#### Exercise directions
Can you output the records below exactly as they are written?

Figure collection entries:

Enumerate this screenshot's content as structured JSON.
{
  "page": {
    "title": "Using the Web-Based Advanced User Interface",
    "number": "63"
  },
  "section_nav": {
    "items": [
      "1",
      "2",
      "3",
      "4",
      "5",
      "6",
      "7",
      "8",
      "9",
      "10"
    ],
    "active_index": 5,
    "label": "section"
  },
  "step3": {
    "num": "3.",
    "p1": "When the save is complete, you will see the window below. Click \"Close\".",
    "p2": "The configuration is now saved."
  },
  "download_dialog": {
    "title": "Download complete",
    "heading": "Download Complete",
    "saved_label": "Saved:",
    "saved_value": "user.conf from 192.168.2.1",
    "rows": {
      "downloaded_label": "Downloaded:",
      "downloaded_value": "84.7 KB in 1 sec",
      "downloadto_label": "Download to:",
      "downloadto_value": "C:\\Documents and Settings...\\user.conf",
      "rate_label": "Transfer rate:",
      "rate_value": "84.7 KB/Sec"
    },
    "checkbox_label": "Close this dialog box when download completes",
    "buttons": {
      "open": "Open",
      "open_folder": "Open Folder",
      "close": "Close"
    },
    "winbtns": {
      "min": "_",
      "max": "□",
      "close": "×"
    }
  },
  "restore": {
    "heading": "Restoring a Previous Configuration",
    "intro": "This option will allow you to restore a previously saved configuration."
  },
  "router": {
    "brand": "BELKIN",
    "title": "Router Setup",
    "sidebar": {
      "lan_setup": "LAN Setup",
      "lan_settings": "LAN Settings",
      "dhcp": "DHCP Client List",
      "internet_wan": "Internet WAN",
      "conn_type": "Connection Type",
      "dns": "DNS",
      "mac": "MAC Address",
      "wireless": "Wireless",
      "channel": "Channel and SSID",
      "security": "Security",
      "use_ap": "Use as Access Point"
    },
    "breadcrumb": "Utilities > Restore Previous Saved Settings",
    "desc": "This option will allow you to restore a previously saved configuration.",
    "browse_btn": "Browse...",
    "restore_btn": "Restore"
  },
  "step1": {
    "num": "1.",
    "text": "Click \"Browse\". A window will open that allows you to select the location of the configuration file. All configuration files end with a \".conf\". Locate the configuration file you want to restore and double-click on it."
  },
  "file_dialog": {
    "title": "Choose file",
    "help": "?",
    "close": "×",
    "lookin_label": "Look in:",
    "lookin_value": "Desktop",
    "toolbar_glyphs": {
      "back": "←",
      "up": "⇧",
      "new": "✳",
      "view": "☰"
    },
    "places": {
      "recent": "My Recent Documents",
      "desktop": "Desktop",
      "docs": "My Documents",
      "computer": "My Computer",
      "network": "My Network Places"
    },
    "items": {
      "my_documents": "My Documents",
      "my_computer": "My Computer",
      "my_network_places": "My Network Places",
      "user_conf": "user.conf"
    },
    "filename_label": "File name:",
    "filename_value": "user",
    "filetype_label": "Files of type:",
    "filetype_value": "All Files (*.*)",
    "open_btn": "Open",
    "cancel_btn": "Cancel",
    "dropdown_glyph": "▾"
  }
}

#### Expected output
Enumerate this screenshot's content as structured JSON.
{
  "page": {
    "title": "Using the Web-Based Advanced User Interface",
    "number": "63"
  },
  "section_nav": {
    "items": [
      "1",
      "2",
      "3",
      "4",
      "5",
      "6",
      "7",
      "8",
      "9",
      "10"
    ],
    "active_index": 5,
    "label": "section"
  },
  "step3": {
    "num": "3.",
    "p1": "When the save is complete, you will see the window below. Click \"Close\".",
    "p2": "The configuration is now saved."
  },
  "download_dialog": {
    "title": "Download complete",
    "heading": "Download Complete",
    "saved_label": "Saved:",
    "saved_value": "user.conf from 192.168.2.1",
    "rows": {
      "downloaded_label": "Downloaded:",
      "downloaded_value": "84.7 KB in 1 sec",
      "downloadto_label": "Download to:",
      "downloadto_value": "C:\\Documents and Settings...\\user.conf",
      "rate_label": "Transfer rate:",
      "rate_value": "84.7 KB/Sec"
    },
    "checkbox_label": "Close this dialog box when download completes",
    "buttons": {
      "open": "Open",
      "open_folder": "Open Folder",
      "close": "Close"
    },
    "winbtns": {
      "min": "_",
      "max": "□",
      "close": "×"
    }
  },
  "restore": {
    "heading": "Restoring a Previous Configuration",
    "intro": "This option will allow you to restore a previously saved configuration."
  },
  "router": {
    "brand": "BELKIN",
    "title": "Router Setup",
    "sidebar": {
      "lan_setup": "LAN Setup",
      "lan_settings": "LAN Settings",
      "dhcp": "DHCP Client List",
      "internet_wan": "Internet WAN",
      "conn_type": "Connection Type",
      "dns": "DNS",
      "mac": "MAC Address",
      "wireless": "Wireless",
      "channel": "Channel and SSID",
      "security": "Security",
      "use_ap": "Use as Access Point"
    },
    "breadcrumb": "Utilities > Restore Previous Saved Settings",
    "desc": "This option will allow you to restore a previously saved configuration.",
    "browse_btn": "Browse...",
    "restore_btn": "Restore"
  },
  "step1": {
    "num": "1.",
    "text": "Click \"Browse\". A window will open that allows you to select the location of the configuration file. All configuration files end with a \".conf\". Locate the configuration file you want to restore and double-click on it."
  },
  "file_dialog": {
    "title": "Choose file",
    "help": "?",
    "close": "×",
    "lookin_label": "Look in:",
    "lookin_value": "Desktop",
    "toolbar_glyphs": {
      "back": "←",
      "up": "⇧",
      "new": "✳",
      "view": "☰"
    },
    "places": {
      "recent": "My Recent Documents",
      "desktop": "Desktop",
      "docs": "My Documents",
      "computer": "My Computer",
      "network": "My Network Places"
    },
    "items": {
      "my_documents": "My Documents",
      "my_computer": "My Computer",
      "my_network_places": "My Network Places",
      "user_conf": "user.conf"
    },
    "filename_label": "File name:",
    "filename_value": "user",
    "filetype_label": "Files of type:",
    "filetype_value": "All Files (*.*)",
    "open_btn": "Open",
    "cancel_btn": "Cancel",
    "dropdown_glyph": "▾"
  }
}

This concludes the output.